*Texte présenté*.
++++++++++++++++++++

6. En premier lieu, et ainsi que l'ont pertinemment jugé les juges de première instance, il ressort des pièces du dossier que la décision contestée du 5 décembre 2016 constituait sans ambiguïté une décision mettant fin au détachement de l'agent. En effet, si dans cette décision le maire de l'Etang-Salé utilisait l'expression selon laquelle il allait " vraisemblablement " mettre fin au détachement de M. E..., cette décision plaçait immédiatement l'intéressé en " retrait de l'administration communale " et lui enjoignait de restituer le matériel de dotation (véhicule de fonction, téléphone portable, ordinateur et clefs de l'hôtel de ville) au directeur général adjoint des services, signifiant ainsi à l'agent une volonté de cesser définitivement toute collaboration. Aussi, cette décision doit être regardée comme une décision mettant fin au détachement de M. E... sur les fonctions de directeur général des services et ne pouvait intervenir sans qu'ait été mise en oeuvre préalablement la procédure prévue par les dispositions précitées de l'article 53 de la loi du 26 janvier 1984. Or l'entretien entre le maire et l'intéressé a eu lieu postérieurement, le 23 décembre 2016, et le conseil municipal n'a été informé de la situation que lors de sa séance du 30 décembre 2016. La circonstance que, par la suite, le 4 janvier 2017, une nouvelle décision ait été prise par le maire de la commune, précisant que la fin de fonctions de M. E... prendrait effet au 1er mars 2017 ne saurait avoir pour effet de modifier la nature de la décision du 5 décembre 2016. Dès lors, faute d'avoir fait bénéficier l'agent en temps utile des garanties définies par l'article 53 de la loi du 26 janvier 1984, c'est à bon droit que le tribunal administratif de la Réunion a annulé la décision du 5 décembre 2016 laquelle est entachée d'illégalité.

++++++++++++++++++++

*Données fournies*.
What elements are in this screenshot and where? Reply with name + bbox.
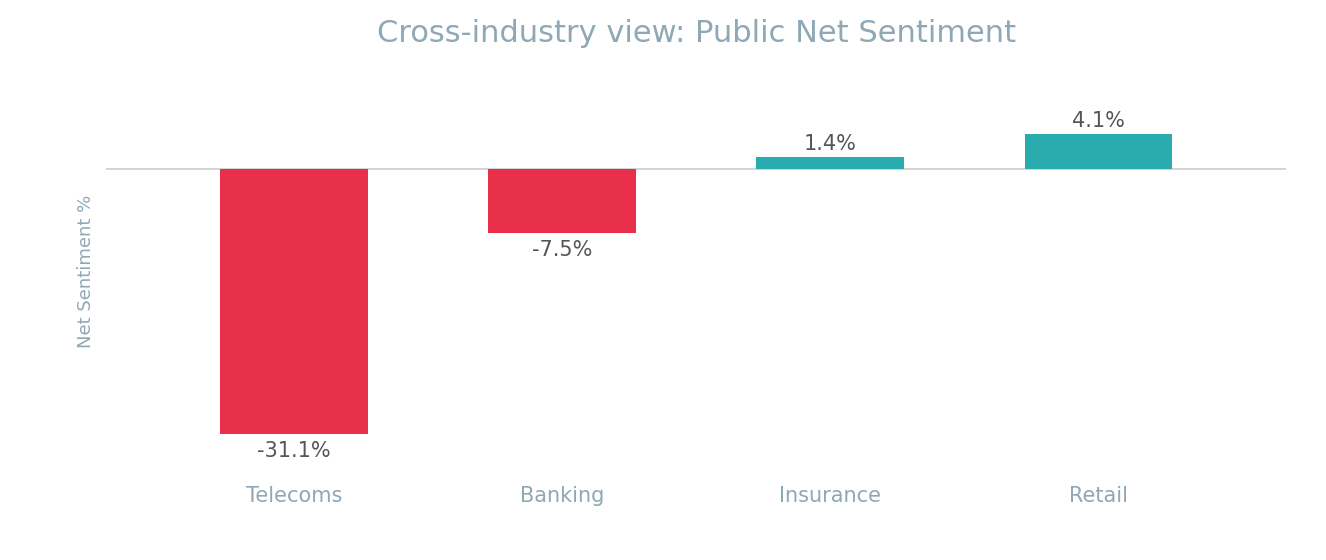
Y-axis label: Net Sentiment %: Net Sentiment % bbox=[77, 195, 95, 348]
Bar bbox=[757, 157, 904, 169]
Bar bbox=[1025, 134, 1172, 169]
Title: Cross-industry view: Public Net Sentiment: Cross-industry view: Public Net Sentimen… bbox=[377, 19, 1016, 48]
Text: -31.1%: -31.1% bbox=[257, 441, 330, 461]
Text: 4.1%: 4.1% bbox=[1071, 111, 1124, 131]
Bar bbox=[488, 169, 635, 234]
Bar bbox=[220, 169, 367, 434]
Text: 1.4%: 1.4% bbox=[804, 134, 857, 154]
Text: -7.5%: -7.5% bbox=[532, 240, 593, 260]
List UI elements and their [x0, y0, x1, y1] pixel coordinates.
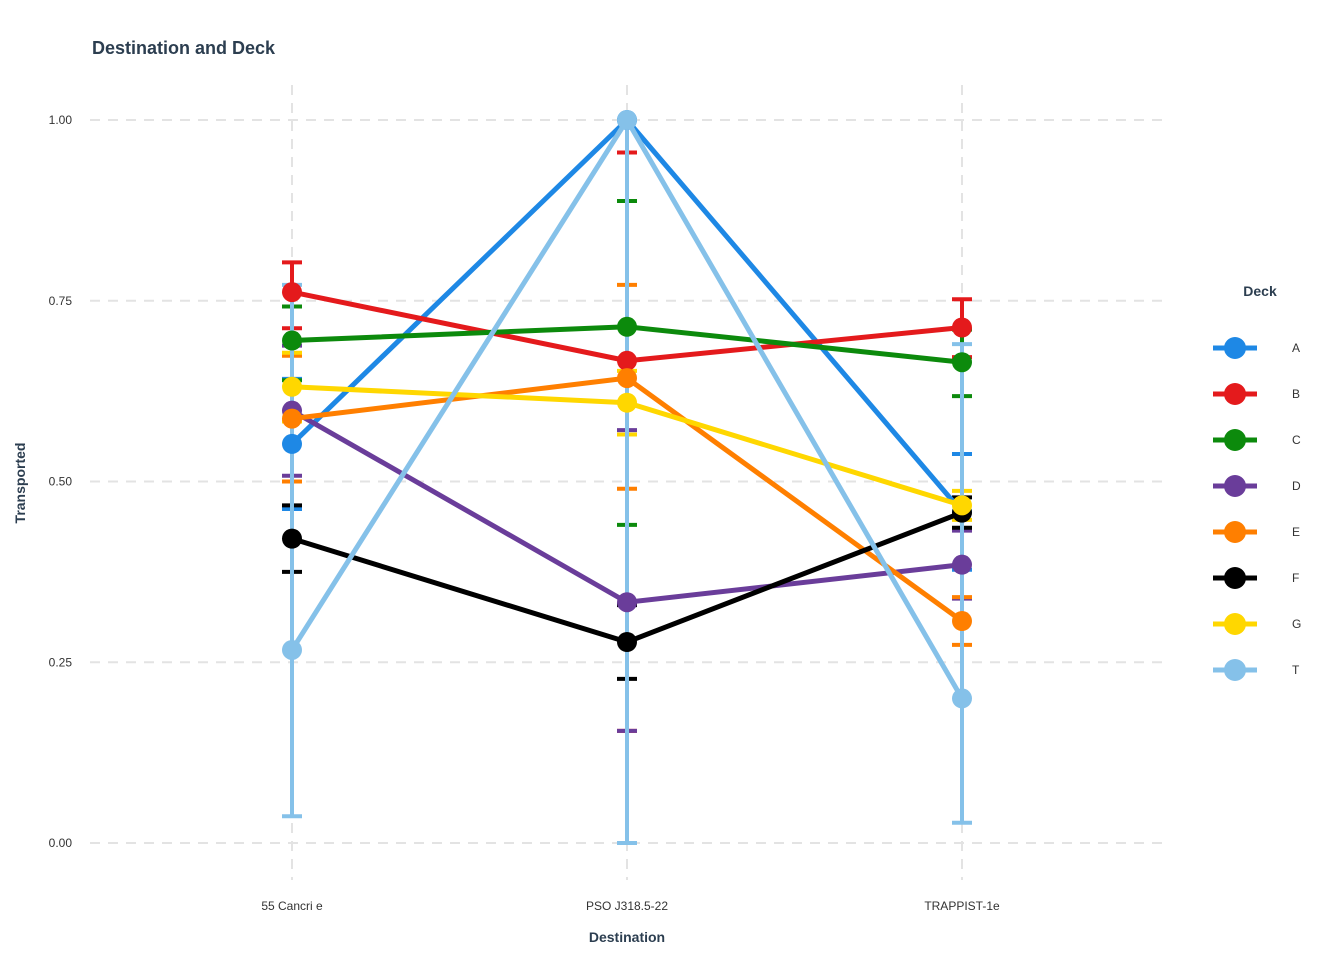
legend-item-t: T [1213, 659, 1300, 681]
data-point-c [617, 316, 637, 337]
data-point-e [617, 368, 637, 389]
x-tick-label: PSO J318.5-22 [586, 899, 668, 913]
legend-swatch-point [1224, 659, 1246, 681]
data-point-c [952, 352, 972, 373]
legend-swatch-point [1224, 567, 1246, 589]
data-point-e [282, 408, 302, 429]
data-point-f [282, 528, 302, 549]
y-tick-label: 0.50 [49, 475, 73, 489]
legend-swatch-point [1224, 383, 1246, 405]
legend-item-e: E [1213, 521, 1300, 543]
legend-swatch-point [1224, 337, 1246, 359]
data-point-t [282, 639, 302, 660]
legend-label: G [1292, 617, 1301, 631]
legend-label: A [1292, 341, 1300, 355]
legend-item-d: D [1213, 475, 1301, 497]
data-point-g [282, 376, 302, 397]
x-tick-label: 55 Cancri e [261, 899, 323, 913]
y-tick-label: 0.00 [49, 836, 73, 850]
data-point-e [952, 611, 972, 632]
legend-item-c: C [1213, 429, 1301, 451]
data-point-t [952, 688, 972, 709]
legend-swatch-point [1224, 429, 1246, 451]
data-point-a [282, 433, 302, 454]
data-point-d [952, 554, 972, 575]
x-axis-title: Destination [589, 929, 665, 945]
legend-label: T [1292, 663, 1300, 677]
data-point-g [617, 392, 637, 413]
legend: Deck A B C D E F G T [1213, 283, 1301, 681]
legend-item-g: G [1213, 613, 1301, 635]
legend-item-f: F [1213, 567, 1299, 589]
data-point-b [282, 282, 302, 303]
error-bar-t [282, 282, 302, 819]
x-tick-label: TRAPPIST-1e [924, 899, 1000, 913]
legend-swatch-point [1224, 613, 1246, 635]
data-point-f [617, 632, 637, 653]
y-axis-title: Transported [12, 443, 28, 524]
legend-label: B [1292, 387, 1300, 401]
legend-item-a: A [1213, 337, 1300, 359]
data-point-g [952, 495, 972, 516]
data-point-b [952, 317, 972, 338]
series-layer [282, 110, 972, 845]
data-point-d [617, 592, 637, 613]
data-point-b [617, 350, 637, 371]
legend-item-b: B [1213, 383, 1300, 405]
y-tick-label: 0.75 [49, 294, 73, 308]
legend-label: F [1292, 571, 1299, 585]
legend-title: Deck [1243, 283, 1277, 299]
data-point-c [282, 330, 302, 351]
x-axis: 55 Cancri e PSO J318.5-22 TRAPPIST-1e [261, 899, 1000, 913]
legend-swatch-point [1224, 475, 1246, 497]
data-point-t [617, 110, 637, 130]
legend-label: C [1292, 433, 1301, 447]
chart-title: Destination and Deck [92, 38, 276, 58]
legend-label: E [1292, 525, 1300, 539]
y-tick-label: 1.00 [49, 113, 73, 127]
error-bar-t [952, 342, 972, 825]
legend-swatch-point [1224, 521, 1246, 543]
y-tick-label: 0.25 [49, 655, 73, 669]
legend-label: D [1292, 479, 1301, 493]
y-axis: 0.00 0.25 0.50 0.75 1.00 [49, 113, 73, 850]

++++++++++++++++++++

*Parties de l'exercice*.
(a) Répondez brièvement aux questions suivantes sur le texte relatif à la fin du détachement :
(i) À quelle date l'entretien entre le maire et l'intéressé a-t-il eu lieu ?
(ii) Quel matériel de dotation l'agent devait-il restituer ?
(iii) D'après la décision du 4 janvier 2017, à quelle date la fin de fonctions de M. E... devait-elle prendre effet ?
(b) Rédigez la suite du texte relatif à la fin du détachement, en reprenant après sa dernière phrase.
La liste fournie n'a aucun rapport avec le texte sur la fin du détachement.

*Consignes corrigées*.
(a)
(i) Le 23 décembre 2016.
(ii) Le véhicule de fonction, le téléphone portable, l'ordinateur et les clefs de l'hôtel de ville.
(iii) Au 1er mars 2017.

(b)
7. En second lieu, l'annulation de la décision du 5 décembre 2016 mettant fin au détachement de M. E... et l'invitant à restituer le matériel dont il bénéficiait pour l'exercice de ses fonctions, a nécessairement pour corolaire que les décisions par lesquelles le maire a réitéré sa demande de restitution du matériel de fonctions sont illégales par voie de conséquence. Par suite, c'est à bon droit que le tribunal administratif de la Réunion a annulé les décisions du maire de l'Etang-Salé des 8 et 13 décembre 2016 en l'absence de décision régulière mettant fin au détachement de l'agent.

8. Il résulte de tout ce qui précède, que la commune de l'Etang-Salé n'est pas fondée à soutenir que c'est à tort que le tribunal administratif de la Réunion a annulé les décisions du maire des 5, 8 et 13 décembre 2016.

Sur les frais liés à l'instance :

9. Les dispositions de l'article L. 761-1 font obstacle à ce que soit mise à la charge de M. E..., qui n'est pas la partie perdante dans la présente instance, la somme que demande la commune requérante au titre des frais exposés et non compris dans les dépens. En revanche dans les circonstances de l'espèce, il y a lieu de mettre à la charge de la commune une somme de 1 500 euros qu'elle versera à M. E....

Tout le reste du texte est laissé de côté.